### PROBLEM STATEMENT
Could you give the data below again, exactly and completely?

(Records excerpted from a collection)
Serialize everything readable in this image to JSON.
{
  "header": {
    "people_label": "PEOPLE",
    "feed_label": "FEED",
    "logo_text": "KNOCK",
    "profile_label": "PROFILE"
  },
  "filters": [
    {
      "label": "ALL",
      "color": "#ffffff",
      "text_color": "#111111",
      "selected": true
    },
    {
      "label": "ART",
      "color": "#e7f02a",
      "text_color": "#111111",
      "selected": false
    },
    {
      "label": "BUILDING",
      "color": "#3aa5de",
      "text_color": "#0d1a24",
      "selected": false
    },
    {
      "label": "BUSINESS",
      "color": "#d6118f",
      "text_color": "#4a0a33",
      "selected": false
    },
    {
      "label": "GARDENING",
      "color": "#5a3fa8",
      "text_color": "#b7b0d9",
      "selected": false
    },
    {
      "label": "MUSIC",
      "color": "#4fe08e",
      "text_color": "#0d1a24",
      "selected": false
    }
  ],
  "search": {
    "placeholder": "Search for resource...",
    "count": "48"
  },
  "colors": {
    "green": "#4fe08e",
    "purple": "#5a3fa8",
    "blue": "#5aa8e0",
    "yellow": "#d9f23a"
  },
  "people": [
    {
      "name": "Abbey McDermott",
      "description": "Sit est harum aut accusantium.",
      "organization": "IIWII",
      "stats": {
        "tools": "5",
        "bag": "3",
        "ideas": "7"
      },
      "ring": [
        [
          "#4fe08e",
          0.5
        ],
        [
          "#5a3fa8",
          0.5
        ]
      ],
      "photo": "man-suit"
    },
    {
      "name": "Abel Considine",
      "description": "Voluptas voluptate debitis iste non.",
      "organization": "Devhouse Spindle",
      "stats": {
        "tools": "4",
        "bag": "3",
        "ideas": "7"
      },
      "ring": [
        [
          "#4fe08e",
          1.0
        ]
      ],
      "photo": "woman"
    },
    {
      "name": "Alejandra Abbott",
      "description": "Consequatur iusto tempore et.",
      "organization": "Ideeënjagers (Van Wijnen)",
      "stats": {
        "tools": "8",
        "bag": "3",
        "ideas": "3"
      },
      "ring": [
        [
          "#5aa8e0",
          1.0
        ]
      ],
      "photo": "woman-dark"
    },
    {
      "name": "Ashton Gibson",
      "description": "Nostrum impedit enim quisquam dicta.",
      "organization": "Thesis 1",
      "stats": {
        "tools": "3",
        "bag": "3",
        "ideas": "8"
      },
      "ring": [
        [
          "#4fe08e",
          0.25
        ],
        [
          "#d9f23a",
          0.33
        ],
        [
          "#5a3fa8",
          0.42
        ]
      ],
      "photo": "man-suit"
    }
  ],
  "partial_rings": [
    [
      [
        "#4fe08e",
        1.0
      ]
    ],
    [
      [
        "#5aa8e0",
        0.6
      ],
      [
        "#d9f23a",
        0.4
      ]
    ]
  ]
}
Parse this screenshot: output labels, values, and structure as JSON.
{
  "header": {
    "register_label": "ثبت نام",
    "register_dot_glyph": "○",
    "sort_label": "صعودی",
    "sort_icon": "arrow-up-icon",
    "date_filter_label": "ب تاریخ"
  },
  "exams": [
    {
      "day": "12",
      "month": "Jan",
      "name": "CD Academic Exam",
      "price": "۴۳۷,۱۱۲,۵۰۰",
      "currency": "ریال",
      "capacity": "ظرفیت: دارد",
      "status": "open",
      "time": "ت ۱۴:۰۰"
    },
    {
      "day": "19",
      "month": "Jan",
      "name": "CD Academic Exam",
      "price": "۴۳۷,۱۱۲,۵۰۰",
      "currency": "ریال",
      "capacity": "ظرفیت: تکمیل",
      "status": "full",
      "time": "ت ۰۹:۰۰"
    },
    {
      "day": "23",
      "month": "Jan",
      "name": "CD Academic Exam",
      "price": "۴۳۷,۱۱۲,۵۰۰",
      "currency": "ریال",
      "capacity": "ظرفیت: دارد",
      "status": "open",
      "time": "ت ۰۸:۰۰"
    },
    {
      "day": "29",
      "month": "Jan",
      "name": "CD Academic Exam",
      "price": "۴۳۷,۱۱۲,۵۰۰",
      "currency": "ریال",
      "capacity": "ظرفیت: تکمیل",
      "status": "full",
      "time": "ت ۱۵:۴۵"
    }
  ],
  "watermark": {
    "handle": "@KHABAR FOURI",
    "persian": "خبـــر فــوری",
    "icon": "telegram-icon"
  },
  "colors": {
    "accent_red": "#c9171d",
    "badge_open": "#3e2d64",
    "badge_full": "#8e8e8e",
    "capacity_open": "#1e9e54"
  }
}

### EXPECTED ANSWER
Serialize everything readable in this image to JSON.
{
  "header": {
    "people_label": "PEOPLE",
    "feed_label": "FEED",
    "logo_text": "KNOCK",
    "profile_label": "PROFILE"
  },
  "filters": [
    {
      "label": "ALL",
      "color": "#ffffff",
      "text_color": "#111111",
      "selected": true
    },
    {
      "label": "ART",
      "color": "#e7f02a",
      "text_color": "#111111",
      "selected": false
    },
    {
      "label": "BUILDING",
      "color": "#3aa5de",
      "text_color": "#0d1a24",
      "selected": false
    },
    {
      "label": "BUSINESS",
      "color": "#d6118f",
      "text_color": "#4a0a33",
      "selected": false
    },
    {
      "label": "GARDENING",
      "color": "#5a3fa8",
      "text_color": "#b7b0d9",
      "selected": false
    },
    {
      "label": "MUSIC",
      "color": "#4fe08e",
      "text_color": "#0d1a24",
      "selected": false
    }
  ],
  "search": {
    "placeholder": "Search for resource...",
    "count": "48"
  },
  "colors": {
    "green": "#4fe08e",
    "purple": "#5a3fa8",
    "blue": "#5aa8e0",
    "yellow": "#d9f23a"
  },
  "people": [
    {
      "name": "Abbey McDermott",
      "description": "Sit est harum aut accusantium.",
      "organization": "IIWII",
      "stats": {
        "tools": "5",
        "bag": "3",
        "ideas": "7"
      },
      "ring": [
        [
          "#4fe08e",
          0.5
        ],
        [
          "#5a3fa8",
          0.5
        ]
      ],
      "photo": "man-suit"
    },
    {
      "name": "Abel Considine",
      "description": "Voluptas voluptate debitis iste non.",
      "organization": "Devhouse Spindle",
      "stats": {
        "tools": "4",
        "bag": "3",
        "ideas": "7"
      },
      "ring": [
        [
          "#4fe08e",
          1.0
        ]
      ],
      "photo": "woman"
    },
    {
      "name": "Alejandra Abbott",
      "description": "Consequatur iusto tempore et.",
      "organization": "Ideeënjagers (Van Wijnen)",
      "stats": {
        "tools": "8",
        "bag": "3",
        "ideas": "3"
      },
      "ring": [
        [
          "#5aa8e0",
          1.0
        ]
      ],
      "photo": "woman-dark"
    },
    {
      "name": "Ashton Gibson",
      "description": "Nostrum impedit enim quisquam dicta.",
      "organization": "Thesis 1",
      "stats": {
        "tools": "3",
        "bag": "3",
        "ideas": "8"
      },
      "ring": [
        [
          "#4fe08e",
          0.25
        ],
        [
          "#d9f23a",
          0.33
        ],
        [
          "#5a3fa8",
          0.42
        ]
      ],
      "photo": "man-suit"
    }
  ],
  "partial_rings": [
    [
      [
        "#4fe08e",
        1.0
      ]
    ],
    [
      [
        "#5aa8e0",
        0.6
      ],
      [
        "#d9f23a",
        0.4
      ]
    ]
  ]
}
Parse this screenshot: output labels, values, and structure as JSON.
{
  "header": {
    "register_label": "ثبت نام",
    "register_dot_glyph": "○",
    "sort_label": "صعودی",
    "sort_icon": "arrow-up-icon",
    "date_filter_label": "ب تاریخ"
  },
  "exams": [
    {
      "day": "12",
      "month": "Jan",
      "name": "CD Academic Exam",
      "price": "۴۳۷,۱۱۲,۵۰۰",
      "currency": "ریال",
      "capacity": "ظرفیت: دارد",
      "status": "open",
      "time": "ت ۱۴:۰۰"
    },
    {
      "day": "19",
      "month": "Jan",
      "name": "CD Academic Exam",
      "price": "۴۳۷,۱۱۲,۵۰۰",
      "currency": "ریال",
      "capacity": "ظرفیت: تکمیل",
      "status": "full",
      "time": "ت ۰۹:۰۰"
    },
    {
      "day": "23",
      "month": "Jan",
      "name": "CD Academic Exam",
      "price": "۴۳۷,۱۱۲,۵۰۰",
      "currency": "ریال",
      "capacity": "ظرفیت: دارد",
      "status": "open",
      "time": "ت ۰۸:۰۰"
    },
    {
      "day": "29",
      "month": "Jan",
      "name": "CD Academic Exam",
      "price": "۴۳۷,۱۱۲,۵۰۰",
      "currency": "ریال",
      "capacity": "ظرفیت: تکمیل",
      "status": "full",
      "time": "ت ۱۵:۴۵"
    }
  ],
  "watermark": {
    "handle": "@KHABAR FOURI",
    "persian": "خبـــر فــوری",
    "icon": "telegram-icon"
  },
  "colors": {
    "accent_red": "#c9171d",
    "badge_open": "#3e2d64",
    "badge_full": "#8e8e8e",
    "capacity_open": "#1e9e54"
  }
}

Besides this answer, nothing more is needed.